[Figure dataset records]
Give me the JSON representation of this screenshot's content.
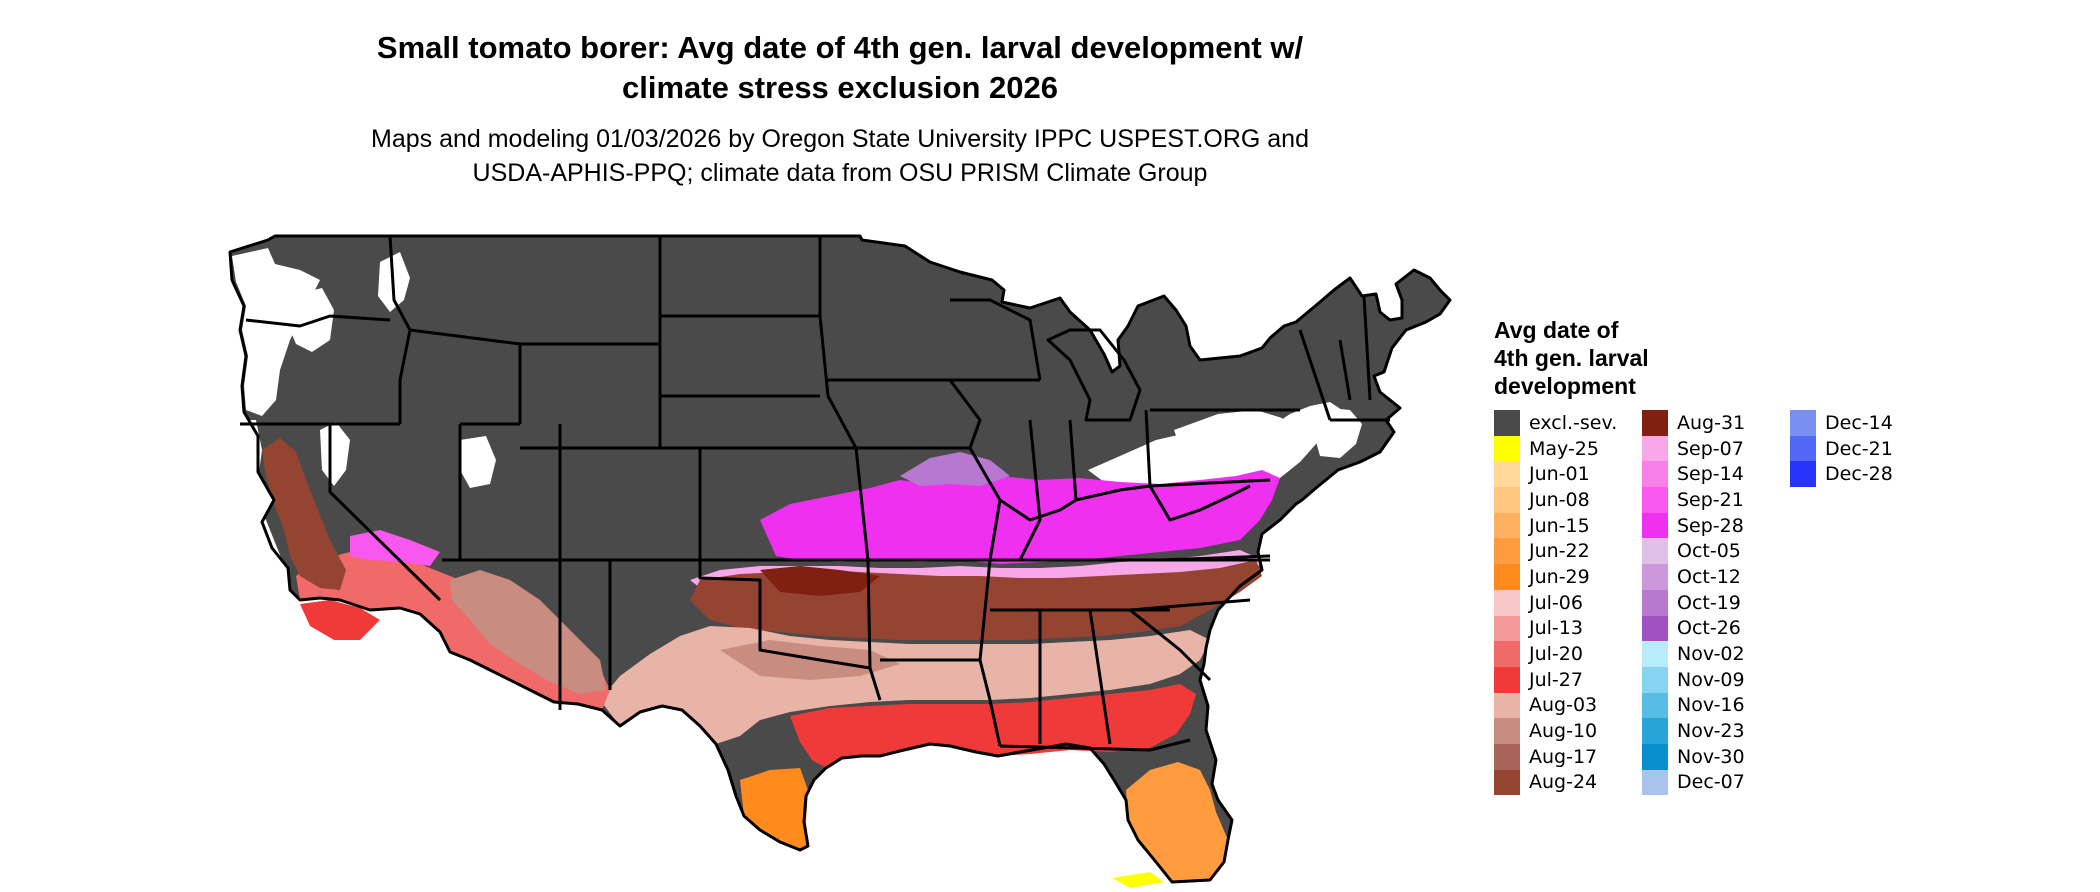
{
  "title_lines": [
    "Small tomato borer: Avg date of 4th gen. larval development w/",
    "climate stress exclusion 2026"
  ],
  "subtitle_lines": [
    "Maps and modeling 01/03/2026 by Oregon State University IPPC USPEST.ORG and",
    "USDA-APHIS-PPQ; climate data from OSU PRISM Climate Group"
  ],
  "legend": {
    "title_lines": [
      "Avg date of",
      "4th gen. larval",
      "development"
    ],
    "columns": [
      [
        {
          "label": "excl.-sev.",
          "color": "#4a4a4a"
        },
        {
          "label": "May-25",
          "color": "#ffff00"
        },
        {
          "label": "Jun-01",
          "color": "#ffd89a"
        },
        {
          "label": "Jun-08",
          "color": "#ffc680"
        },
        {
          "label": "Jun-15",
          "color": "#ffb060"
        },
        {
          "label": "Jun-22",
          "color": "#ff9c40"
        },
        {
          "label": "Jun-29",
          "color": "#ff8a1e"
        },
        {
          "label": "Jul-06",
          "color": "#f8c8c8"
        },
        {
          "label": "Jul-13",
          "color": "#f49a9a"
        },
        {
          "label": "Jul-20",
          "color": "#f06a6a"
        },
        {
          "label": "Jul-27",
          "color": "#f03a3a"
        },
        {
          "label": "Aug-03",
          "color": "#e8b4a8"
        },
        {
          "label": "Aug-10",
          "color": "#c88c80"
        },
        {
          "label": "Aug-17",
          "color": "#a86458"
        },
        {
          "label": "Aug-24",
          "color": "#964432"
        }
      ],
      [
        {
          "label": "Aug-31",
          "color": "#802010"
        },
        {
          "label": "Sep-07",
          "color": "#f8a8e8"
        },
        {
          "label": "Sep-14",
          "color": "#f880e8"
        },
        {
          "label": "Sep-21",
          "color": "#f858ee"
        },
        {
          "label": "Sep-28",
          "color": "#f030f0"
        },
        {
          "label": "Oct-05",
          "color": "#e0c0e8"
        },
        {
          "label": "Oct-12",
          "color": "#cc98dc"
        },
        {
          "label": "Oct-19",
          "color": "#b878d0"
        },
        {
          "label": "Oct-26",
          "color": "#a050c0"
        },
        {
          "label": "Nov-02",
          "color": "#b8ecfc"
        },
        {
          "label": "Nov-09",
          "color": "#88d4f0"
        },
        {
          "label": "Nov-16",
          "color": "#58bce4"
        },
        {
          "label": "Nov-23",
          "color": "#28a4d8"
        },
        {
          "label": "Nov-30",
          "color": "#0890cc"
        },
        {
          "label": "Dec-07",
          "color": "#a8c4ec"
        }
      ],
      [
        {
          "label": "Dec-14",
          "color": "#7890f0"
        },
        {
          "label": "Dec-21",
          "color": "#5068f4"
        },
        {
          "label": "Dec-28",
          "color": "#2834fc"
        }
      ]
    ]
  },
  "map_colors": {
    "excluded": "#4a4a4a",
    "unsuitable": "#ffffff",
    "border": "#000000"
  }
}
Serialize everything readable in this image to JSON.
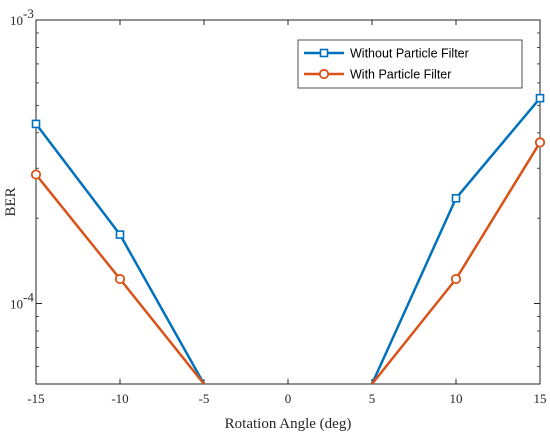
{
  "chart_data": {
    "type": "line",
    "title": "",
    "xlabel": "Rotation Angle (deg)",
    "ylabel": "BER",
    "xlim": [
      -15,
      15
    ],
    "ylim": [
      5.2e-05,
      0.001
    ],
    "yscale": "log",
    "grid": false,
    "legend_position": "top-right",
    "x": [
      -15,
      -10,
      -5,
      5,
      10,
      15
    ],
    "x_ticks": [
      "-15",
      "-10",
      "-5",
      "0",
      "5",
      "10",
      "15"
    ],
    "y_ticks": [
      {
        "base": "10",
        "exp": "-4"
      },
      {
        "base": "10",
        "exp": "-3"
      }
    ],
    "series": [
      {
        "name": "Without Particle Filter",
        "color": "#0072BD",
        "marker": "square",
        "values": [
          0.00043,
          0.000175,
          5.2e-05,
          5.2e-05,
          0.000235,
          0.00053
        ]
      },
      {
        "name": "With Particle Filter",
        "color": "#D95319",
        "marker": "circle",
        "values": [
          0.000285,
          0.000122,
          5.2e-05,
          5.2e-05,
          0.000122,
          0.00037
        ]
      }
    ]
  }
}
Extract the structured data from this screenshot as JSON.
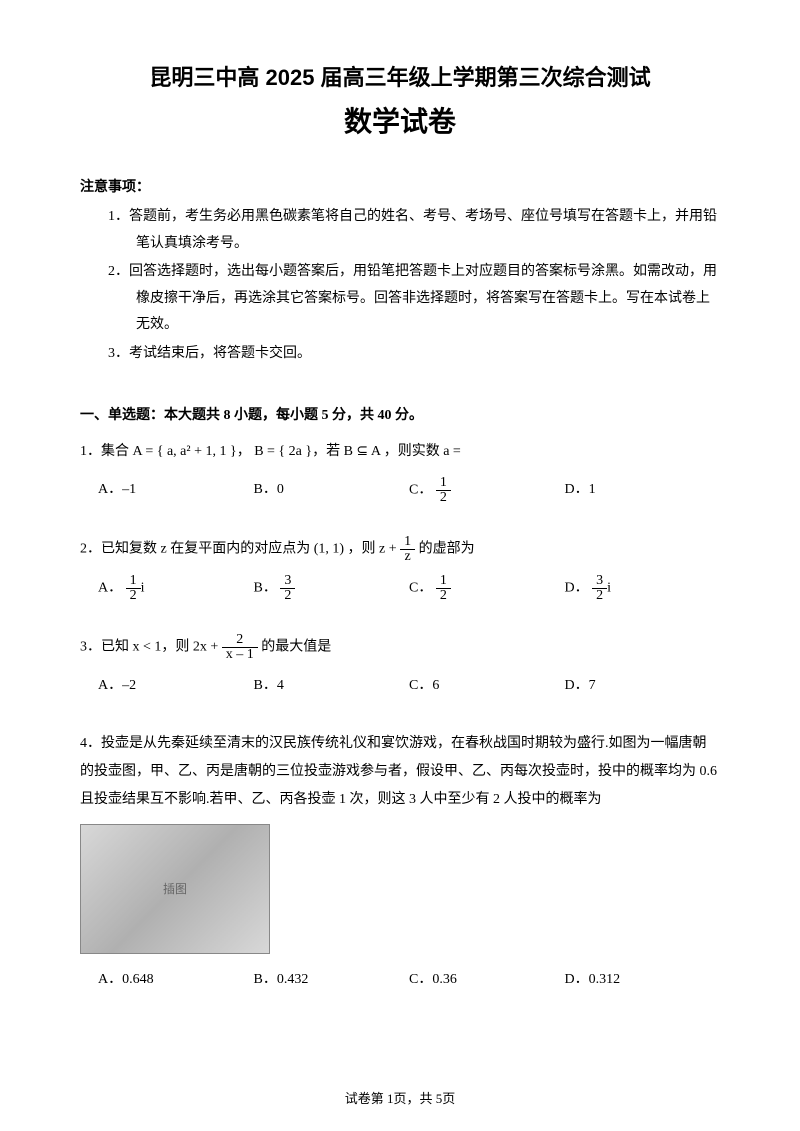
{
  "title": {
    "main": "昆明三中高 2025 届高三年级上学期第三次综合测试",
    "sub": "数学试卷"
  },
  "notice": {
    "header": "注意事项：",
    "items": [
      "1．答题前，考生务必用黑色碳素笔将自己的姓名、考号、考场号、座位号填写在答题卡上，并用铅笔认真填涂考号。",
      "2．回答选择题时，选出每小题答案后，用铅笔把答题卡上对应题目的答案标号涂黑。如需改动，用橡皮擦干净后，再选涂其它答案标号。回答非选择题时，将答案写在答题卡上。写在本试卷上无效。",
      "3．考试结束后，将答题卡交回。"
    ]
  },
  "section": {
    "header": "一、单选题：本大题共 8 小题，每小题 5 分，共 40 分。"
  },
  "q1": {
    "stem_prefix": "1．集合 A = { a, a² + 1, 1 }，  B = { 2a }，若 B ⊆ A ，则实数 a =",
    "choices": {
      "A": "A．–1",
      "B": "B．0",
      "C_label": "C．",
      "D": "D．1"
    },
    "frac_c": {
      "num": "1",
      "den": "2"
    }
  },
  "q2": {
    "stem_prefix": "2．已知复数 z 在复平面内的对应点为 (1, 1) ，则 z + ",
    "stem_suffix": " 的虚部为",
    "frac_stem": {
      "num": "1",
      "den": "z"
    },
    "choices": {
      "A_label": "A．",
      "A_num": "1",
      "A_den": "2",
      "A_suffix": "i",
      "B_label": "B．",
      "B_num": "3",
      "B_den": "2",
      "C_label": "C．",
      "C_num": "1",
      "C_den": "2",
      "D_label": "D．",
      "D_num": "3",
      "D_den": "2",
      "D_suffix": "i"
    }
  },
  "q3": {
    "stem_prefix": "3．已知 x < 1，则 2x + ",
    "stem_suffix": " 的最大值是",
    "frac_stem": {
      "num": "2",
      "den": "x – 1"
    },
    "choices": {
      "A": "A．–2",
      "B": "B．4",
      "C": "C．6",
      "D": "D．7"
    }
  },
  "q4": {
    "stem": "4．投壶是从先秦延续至清末的汉民族传统礼仪和宴饮游戏，在春秋战国时期较为盛行.如图为一幅唐朝的投壶图，甲、乙、丙是唐朝的三位投壶游戏参与者，假设甲、乙、丙每次投壶时，投中的概率均为 0.6 且投壶结果互不影响.若甲、乙、丙各投壶 1 次，则这 3 人中至少有 2 人投中的概率为",
    "choices": {
      "A": "A．0.648",
      "B": "B．0.432",
      "C": "C．0.36",
      "D": "D．0.312"
    }
  },
  "footer": "试卷第 1页，共 5页"
}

AIM
Retype all entries exactly as they appear, dropping the images.

RESPONSE TO THE EXERCISE
Give me the JSON representation of this screenshot's content.
{
  "title_lines": [
    "Small tomato borer: Avg date of 4th gen. larval development w/",
    "climate stress exclusion 2026"
  ],
  "subtitle_lines": [
    "Maps and modeling 01/03/2026 by Oregon State University IPPC USPEST.ORG and",
    "USDA-APHIS-PPQ; climate data from OSU PRISM Climate Group"
  ],
  "legend": {
    "title_lines": [
      "Avg date of",
      "4th gen. larval",
      "development"
    ],
    "columns": [
      [
        {
          "label": "excl.-sev.",
          "color": "#4a4a4a"
        },
        {
          "label": "May-25",
          "color": "#ffff00"
        },
        {
          "label": "Jun-01",
          "color": "#ffd89a"
        },
        {
          "label": "Jun-08",
          "color": "#ffc680"
        },
        {
          "label": "Jun-15",
          "color": "#ffb060"
        },
        {
          "label": "Jun-22",
          "color": "#ff9c40"
        },
        {
          "label": "Jun-29",
          "color": "#ff8a1e"
        },
        {
          "label": "Jul-06",
          "color": "#f8c8c8"
        },
        {
          "label": "Jul-13",
          "color": "#f49a9a"
        },
        {
          "label": "Jul-20",
          "color": "#f06a6a"
        },
        {
          "label": "Jul-27",
          "color": "#f03a3a"
        },
        {
          "label": "Aug-03",
          "color": "#e8b4a8"
        },
        {
          "label": "Aug-10",
          "color": "#c88c80"
        },
        {
          "label": "Aug-17",
          "color": "#a86458"
        },
        {
          "label": "Aug-24",
          "color": "#964432"
        }
      ],
      [
        {
          "label": "Aug-31",
          "color": "#802010"
        },
        {
          "label": "Sep-07",
          "color": "#f8a8e8"
        },
        {
          "label": "Sep-14",
          "color": "#f880e8"
        },
        {
          "label": "Sep-21",
          "color": "#f858ee"
        },
        {
          "label": "Sep-28",
          "color": "#f030f0"
        },
        {
          "label": "Oct-05",
          "color": "#e0c0e8"
        },
        {
          "label": "Oct-12",
          "color": "#cc98dc"
        },
        {
          "label": "Oct-19",
          "color": "#b878d0"
        },
        {
          "label": "Oct-26",
          "color": "#a050c0"
        },
        {
          "label": "Nov-02",
          "color": "#b8ecfc"
        },
        {
          "label": "Nov-09",
          "color": "#88d4f0"
        },
        {
          "label": "Nov-16",
          "color": "#58bce4"
        },
        {
          "label": "Nov-23",
          "color": "#28a4d8"
        },
        {
          "label": "Nov-30",
          "color": "#0890cc"
        },
        {
          "label": "Dec-07",
          "color": "#a8c4ec"
        }
      ],
      [
        {
          "label": "Dec-14",
          "color": "#7890f0"
        },
        {
          "label": "Dec-21",
          "color": "#5068f4"
        },
        {
          "label": "Dec-28",
          "color": "#2834fc"
        }
      ]
    ]
  },
  "map_colors": {
    "excluded": "#4a4a4a",
    "unsuitable": "#ffffff",
    "border": "#000000"
  }
}
Serialize everything readable in this image to JSON.
{
  "chart_data": {
    "type": "line",
    "title": "",
    "xlabel": "Rotation Angle (deg)",
    "ylabel": "BER",
    "xlim": [
      -15,
      15
    ],
    "ylim": [
      5.2e-05,
      0.001
    ],
    "yscale": "log",
    "grid": false,
    "legend_position": "top-right",
    "x": [
      -15,
      -10,
      -5,
      5,
      10,
      15
    ],
    "x_ticks": [
      "-15",
      "-10",
      "-5",
      "0",
      "5",
      "10",
      "15"
    ],
    "y_ticks": [
      {
        "base": "10",
        "exp": "-4"
      },
      {
        "base": "10",
        "exp": "-3"
      }
    ],
    "series": [
      {
        "name": "Without Particle Filter",
        "color": "#0072BD",
        "marker": "square",
        "values": [
          0.00043,
          0.000175,
          5.2e-05,
          5.2e-05,
          0.000235,
          0.00053
        ]
      },
      {
        "name": "With Particle Filter",
        "color": "#D95319",
        "marker": "circle",
        "values": [
          0.000285,
          0.000122,
          5.2e-05,
          5.2e-05,
          0.000122,
          0.00037
        ]
      }
    ]
  }
}
Extract the structured data from this screenshot as JSON.
{
  "title": {
    "main": "昆明三中高 2025 届高三年级上学期第三次综合测试",
    "sub": "数学试卷"
  },
  "notice": {
    "header": "注意事项：",
    "items": [
      "1．答题前，考生务必用黑色碳素笔将自己的姓名、考号、考场号、座位号填写在答题卡上，并用铅笔认真填涂考号。",
      "2．回答选择题时，选出每小题答案后，用铅笔把答题卡上对应题目的答案标号涂黑。如需改动，用橡皮擦干净后，再选涂其它答案标号。回答非选择题时，将答案写在答题卡上。写在本试卷上无效。",
      "3．考试结束后，将答题卡交回。"
    ]
  },
  "section": {
    "header": "一、单选题：本大题共 8 小题，每小题 5 分，共 40 分。"
  },
  "q1": {
    "stem_prefix": "1．集合 A = { a, a² + 1, 1 }，  B = { 2a }，若 B ⊆ A ，则实数 a =",
    "choices": {
      "A": "A．–1",
      "B": "B．0",
      "C_label": "C．",
      "D": "D．1"
    },
    "frac_c": {
      "num": "1",
      "den": "2"
    }
  },
  "q2": {
    "stem_prefix": "2．已知复数 z 在复平面内的对应点为 (1, 1) ，则 z + ",
    "stem_suffix": " 的虚部为",
    "frac_stem": {
      "num": "1",
      "den": "z"
    },
    "choices": {
      "A_label": "A．",
      "A_num": "1",
      "A_den": "2",
      "A_suffix": "i",
      "B_label": "B．",
      "B_num": "3",
      "B_den": "2",
      "C_label": "C．",
      "C_num": "1",
      "C_den": "2",
      "D_label": "D．",
      "D_num": "3",
      "D_den": "2",
      "D_suffix": "i"
    }
  },
  "q3": {
    "stem_prefix": "3．已知 x < 1，则 2x + ",
    "stem_suffix": " 的最大值是",
    "frac_stem": {
      "num": "2",
      "den": "x – 1"
    },
    "choices": {
      "A": "A．–2",
      "B": "B．4",
      "C": "C．6",
      "D": "D．7"
    }
  },
  "q4": {
    "stem": "4．投壶是从先秦延续至清末的汉民族传统礼仪和宴饮游戏，在春秋战国时期较为盛行.如图为一幅唐朝的投壶图，甲、乙、丙是唐朝的三位投壶游戏参与者，假设甲、乙、丙每次投壶时，投中的概率均为 0.6 且投壶结果互不影响.若甲、乙、丙各投壶 1 次，则这 3 人中至少有 2 人投中的概率为",
    "choices": {
      "A": "A．0.648",
      "B": "B．0.432",
      "C": "C．0.36",
      "D": "D．0.312"
    }
  },
  "footer": "试卷第 1页，共 5页"
}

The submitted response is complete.